Requirements: Pick out each line of the records that includes the string "BTCUSDT", and copy it.

Records:

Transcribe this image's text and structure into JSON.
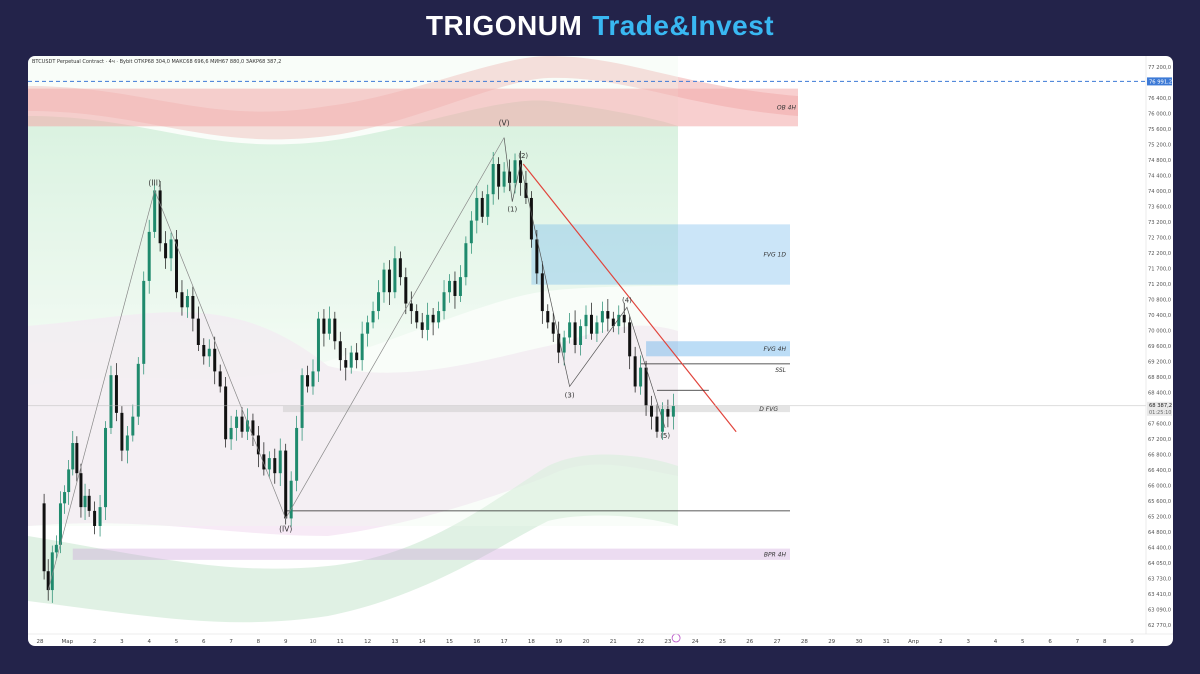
{
  "brand": {
    "name": "TRIGONUM",
    "sub": "Trade&Invest"
  },
  "header": {
    "symbol_line": "BTCUSDT Perpetual Contract · 4ч · Bybit  ОТКР68 304,0  МАКС68 696,6  МИН67 880,0  ЗАКР68 387,2"
  },
  "price_axis": {
    "ticks": [
      "77 200,0",
      "76 800,0",
      "76 400,0",
      "76 000,0",
      "75 600,0",
      "75 200,0",
      "74 800,0",
      "74 400,0",
      "74 000,0",
      "73 600,0",
      "73 200,0",
      "72 700,0",
      "72 200,0",
      "71 700,0",
      "71 200,0",
      "70 800,0",
      "70 400,0",
      "70 000,0",
      "69 600,0",
      "69 200,0",
      "68 800,0",
      "68 400,0",
      "68 000,0",
      "67 600,0",
      "67 200,0",
      "66 800,0",
      "66 400,0",
      "66 000,0",
      "65 600,0",
      "65 200,0",
      "64 800,0",
      "64 400,0",
      "64 050,0",
      "63 730,0",
      "63 410,0",
      "63 090,0",
      "62 770,0"
    ],
    "alert_label": "76 991,2",
    "last_price_label": "68 387,2",
    "countdown": "01:25:10"
  },
  "time_axis": {
    "labels": [
      "28",
      "Мар",
      "2",
      "3",
      "4",
      "5",
      "6",
      "7",
      "8",
      "9",
      "10",
      "11",
      "12",
      "13",
      "14",
      "15",
      "16",
      "17",
      "18",
      "19",
      "20",
      "21",
      "22",
      "23",
      "24",
      "25",
      "26",
      "27",
      "28",
      "29",
      "30",
      "31",
      "Апр",
      "2",
      "3",
      "4",
      "5",
      "6",
      "7",
      "8",
      "9"
    ]
  },
  "zones": {
    "ob4h": "OB 4H",
    "fvg1d": "FVG 1D",
    "fvg4h": "FVG 4H",
    "ssl": "SSL",
    "dfvg": "D FVG",
    "bpr4h": "BPR 4H"
  },
  "waves": {
    "w3": "(III)",
    "w4": "(IV)",
    "w5": "(V)",
    "s1": "(1)",
    "s2": "(2)",
    "s3": "(3)",
    "s4": "(4)",
    "s5": "(5)"
  },
  "colors": {
    "up": "#1f8a6d",
    "down": "#111111",
    "resist": "#e1443c",
    "support": "#5fcc8a",
    "fvg": "#6bb4ea",
    "bpr": "#c89ad8",
    "alert": "#3d7ad6"
  },
  "chart_data": {
    "type": "candlestick",
    "title": "BTCUSDT Perpetual Contract · 4ч · Bybit",
    "ohlc_last": {
      "open": 68304.0,
      "high": 68696.6,
      "low": 67880.0,
      "close": 68387.2
    },
    "ylim": [
      62600,
      77400
    ],
    "x_categories": [
      "28",
      "Мар",
      "2",
      "3",
      "4",
      "5",
      "6",
      "7",
      "8",
      "9",
      "10",
      "11",
      "12",
      "13",
      "14",
      "15",
      "16",
      "17",
      "18",
      "19",
      "20",
      "21",
      "22",
      "23"
    ],
    "path": [
      [
        0,
        65800
      ],
      [
        0.15,
        64000
      ],
      [
        0.3,
        63500
      ],
      [
        0.45,
        64500
      ],
      [
        0.6,
        64700
      ],
      [
        0.75,
        65800
      ],
      [
        0.9,
        66100
      ],
      [
        1.05,
        66700
      ],
      [
        1.2,
        67400
      ],
      [
        1.35,
        66600
      ],
      [
        1.5,
        65700
      ],
      [
        1.65,
        66000
      ],
      [
        1.8,
        65600
      ],
      [
        2.0,
        65200
      ],
      [
        2.2,
        65700
      ],
      [
        2.4,
        67800
      ],
      [
        2.6,
        69200
      ],
      [
        2.8,
        68200
      ],
      [
        3.0,
        67200
      ],
      [
        3.2,
        67600
      ],
      [
        3.4,
        68100
      ],
      [
        3.6,
        69500
      ],
      [
        3.8,
        71700
      ],
      [
        4.0,
        73000
      ],
      [
        4.2,
        74100
      ],
      [
        4.4,
        72700
      ],
      [
        4.6,
        72300
      ],
      [
        4.8,
        72800
      ],
      [
        5.0,
        71400
      ],
      [
        5.2,
        71000
      ],
      [
        5.4,
        71300
      ],
      [
        5.6,
        70700
      ],
      [
        5.8,
        70000
      ],
      [
        6.0,
        69700
      ],
      [
        6.2,
        69900
      ],
      [
        6.4,
        69300
      ],
      [
        6.6,
        68900
      ],
      [
        6.8,
        67500
      ],
      [
        7.0,
        67800
      ],
      [
        7.2,
        68100
      ],
      [
        7.4,
        67700
      ],
      [
        7.6,
        68000
      ],
      [
        7.8,
        67600
      ],
      [
        8.0,
        67100
      ],
      [
        8.2,
        66700
      ],
      [
        8.4,
        67000
      ],
      [
        8.6,
        66600
      ],
      [
        8.8,
        67200
      ],
      [
        9.0,
        65400
      ],
      [
        9.2,
        66400
      ],
      [
        9.4,
        67800
      ],
      [
        9.6,
        69200
      ],
      [
        9.8,
        68900
      ],
      [
        10.0,
        69300
      ],
      [
        10.2,
        70700
      ],
      [
        10.4,
        70300
      ],
      [
        10.6,
        70700
      ],
      [
        10.8,
        70100
      ],
      [
        11.0,
        69600
      ],
      [
        11.2,
        69400
      ],
      [
        11.4,
        69800
      ],
      [
        11.6,
        69600
      ],
      [
        11.8,
        70300
      ],
      [
        12.0,
        70600
      ],
      [
        12.2,
        70900
      ],
      [
        12.4,
        71400
      ],
      [
        12.6,
        72000
      ],
      [
        12.8,
        71400
      ],
      [
        13.0,
        72300
      ],
      [
        13.2,
        71800
      ],
      [
        13.4,
        71100
      ],
      [
        13.6,
        70900
      ],
      [
        13.8,
        70600
      ],
      [
        14.0,
        70400
      ],
      [
        14.2,
        70800
      ],
      [
        14.4,
        70600
      ],
      [
        14.6,
        70900
      ],
      [
        14.8,
        71400
      ],
      [
        15.0,
        71700
      ],
      [
        15.2,
        71300
      ],
      [
        15.4,
        71800
      ],
      [
        15.6,
        72700
      ],
      [
        15.8,
        73300
      ],
      [
        16.0,
        73900
      ],
      [
        16.2,
        73400
      ],
      [
        16.4,
        74000
      ],
      [
        16.6,
        74800
      ],
      [
        16.8,
        74200
      ],
      [
        17.0,
        74600
      ],
      [
        17.2,
        74300
      ],
      [
        17.4,
        74900
      ],
      [
        17.6,
        74300
      ],
      [
        17.8,
        73900
      ],
      [
        18.0,
        72800
      ],
      [
        18.2,
        71900
      ],
      [
        18.4,
        70900
      ],
      [
        18.6,
        70600
      ],
      [
        18.8,
        70300
      ],
      [
        19.0,
        69800
      ],
      [
        19.2,
        70200
      ],
      [
        19.4,
        70600
      ],
      [
        19.6,
        70000
      ],
      [
        19.8,
        70500
      ],
      [
        20.0,
        70800
      ],
      [
        20.2,
        70300
      ],
      [
        20.4,
        70600
      ],
      [
        20.6,
        70900
      ],
      [
        20.8,
        70700
      ],
      [
        21.0,
        70500
      ],
      [
        21.2,
        70800
      ],
      [
        21.4,
        70600
      ],
      [
        21.6,
        69700
      ],
      [
        21.8,
        68900
      ],
      [
        22.0,
        69400
      ],
      [
        22.2,
        68400
      ],
      [
        22.4,
        68100
      ],
      [
        22.6,
        67700
      ],
      [
        22.8,
        68300
      ],
      [
        23.0,
        68100
      ],
      [
        23.2,
        68387
      ]
    ],
    "annotations": {
      "OB 4H": [
        75800,
        76800
      ],
      "FVG 1D": [
        71600,
        73200
      ],
      "FVG 4H": [
        69700,
        70100
      ],
      "SSL": 69500,
      "D FVG": 68300,
      "BPR 4H": [
        64300,
        64600
      ],
      "alert_line": 76991.2,
      "support_line": 65600
    }
  }
}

Complete response:
    "symbol_line": "BTCUSDT Perpetual Contract · 4ч · Bybit  ОТКР68 304,0  МАКС68 696,6  МИН67 880,0  ЗАКР68 387,2"
    "title": "BTCUSDT Perpetual Contract · 4ч · Bybit",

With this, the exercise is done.